What you are asked to do: Within the data below, state how many lines contain the string "产品费用". Provide the number only.

Input rows:

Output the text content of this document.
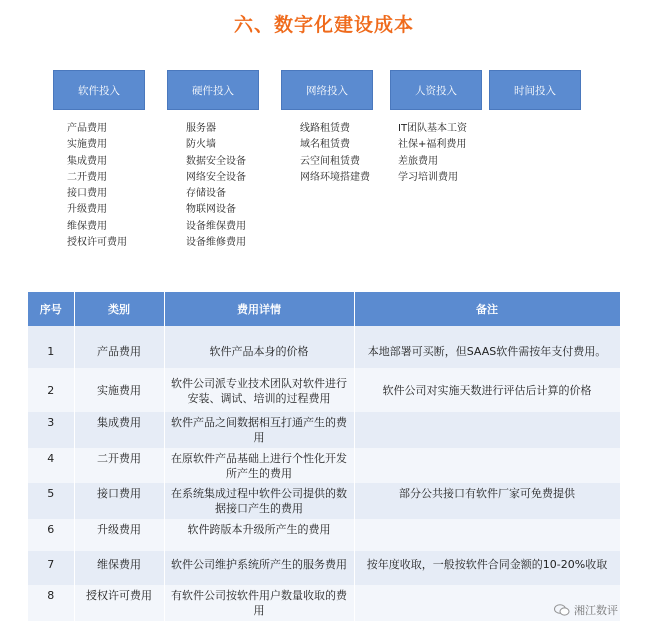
六、数字化建设成本
软件投入	硬件投入	网络投入	人资投入	时间投入
产品费用
实施费用
集成费用
二开费用
接口费用
升级费用
维保费用
授权许可费用
服务器
防火墙
数据安全设备
网络安全设备
存储设备
物联网设备
设备维保费用
设备维修费用
线路租赁费
域名租赁费
云空间租赁费
网络环境搭建费
IT团队基本工资
社保+福利费用
差旅费用
学习培训费用
序号	类别	费用详情	备注

1	产品费用	软件产品本身的价格	本地部署可买断，但SAAS软件需按年支付费用。
2	实施费用	软件公司派专业技术团队对软件进行安装、调试、培训的过程费用	软件公司对实施天数进行评估后计算的价格
3	集成费用	软件产品之间数据相互打通产生的费用	
4	二开费用	在原软件产品基础上进行个性化开发所产生的费用	
5	接口费用	在系统集成过程中软件公司提供的数据接口产生的费用	部分公共接口有软件厂家可免费提供
6	升级费用	软件跨版本升级所产生的费用	
7	维保费用	软件公司维护系统所产生的服务费用	按年度收取，一般按软件合同金额的10-20%收取
8	授权许可费用	有软件公司按软件用户数量收取的费用		湘江数评
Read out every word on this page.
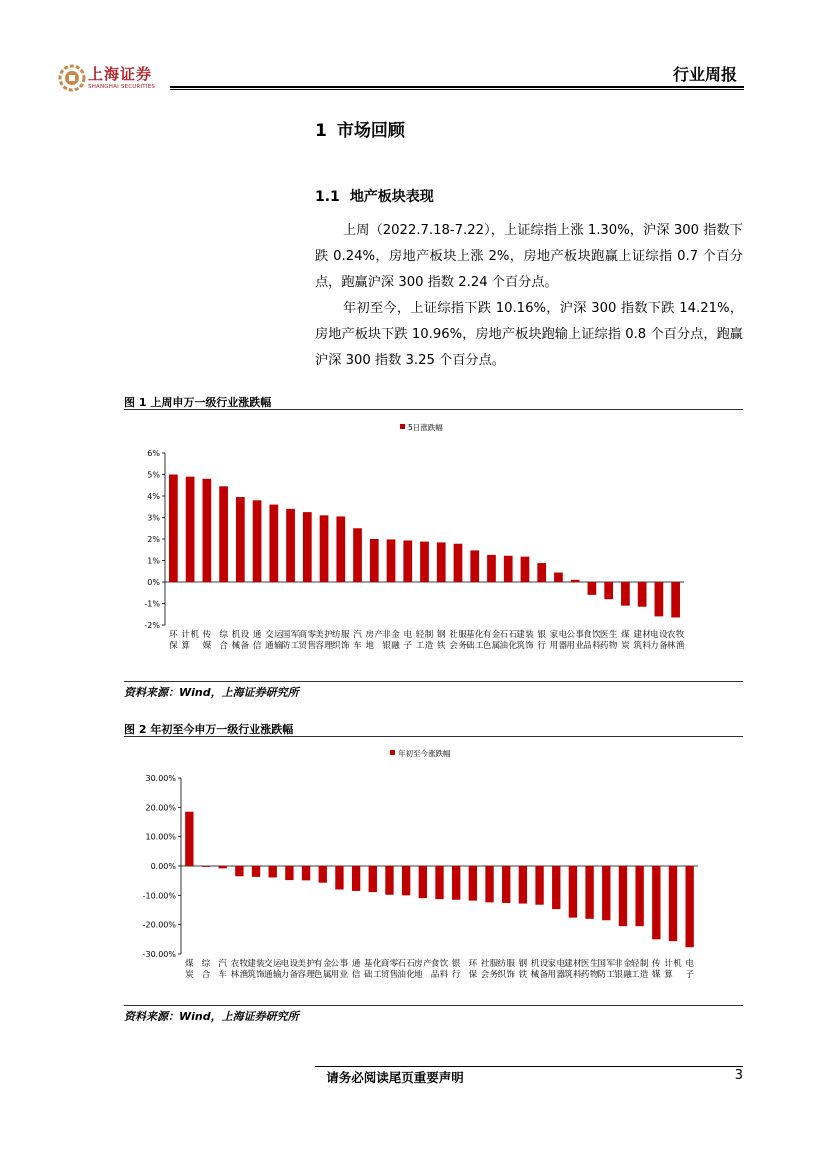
上海证券
SHANGHAI SECURITIES
行业周报
1 市场回顾
1.1 地产板块表现

上周（2022.7.18-7.22），上证综指上涨 1.30%，沪深 300 指数下跌 0.24%，房地产板块上涨 2%，房地产板块跑赢上证综指 0.7 个百分点，跑赢沪深 300 指数 2.24 个百分点。

年初至今，上证综指下跌 10.16%，沪深 300 指数下跌 14.21%，房地产板块下跌 10.96%，房地产板块跑输上证综指 0.8 个百分点，跑赢沪深 300 指数 3.25 个百分点。

图 1 上周申万一级行业涨跌幅
5日涨跌幅
6%
5%
4%
3%
2%
1%
0%
-1%
-2%
环
保
计
算
机 传
媒
综
合
机
械
设
备
通
信
交
通
运
输
国
防
军
工
商
贸
零
售
美
容
护
理
纺
织
服
饰
汽
车
房
地
产 非
银
金
融
电
子
轻
工
制
造
钢
铁
社
会
服
务
基
础
化
工
有
色
金
属
石
油
石
化
建
筑
装
饰
银
行
家
用
电
器
公
用
事
业
食
品
饮
料
医
药
生
物
煤
炭
建
筑
材
料
电
力
设
备
农
林
牧
渔
资料来源：Wind，上海证券研究所
图 2 年初至今申万一级行业涨跌幅
年初至今涨跌幅
30.00%
20.00%
10.00%
0.00%
-10.00%
-20.00%
-30.00%
煤
炭
综
合
汽
车
农
林
牧
渔
建
筑
装
饰
交
通
运
输
电
力
设
备
美
容
护
理
有
色
金
属
公
用
事
业
通
信
基
础
化
工
商
贸
零
售
石
油
石
化
房
地
产 食
品
饮
料
银
行
环
保
社
会
服
务
纺
织
服
饰
钢
铁
机
械
设
备
家
用
电
器
建
筑
材
料
医
药
生
物
国
防
军
工
非
银
金
融
轻
工
制
造
传
媒
计
算
机 电
子
资料来源：Wind，上海证券研究所
请务必阅读尾页重要声明	3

Exercise output: 2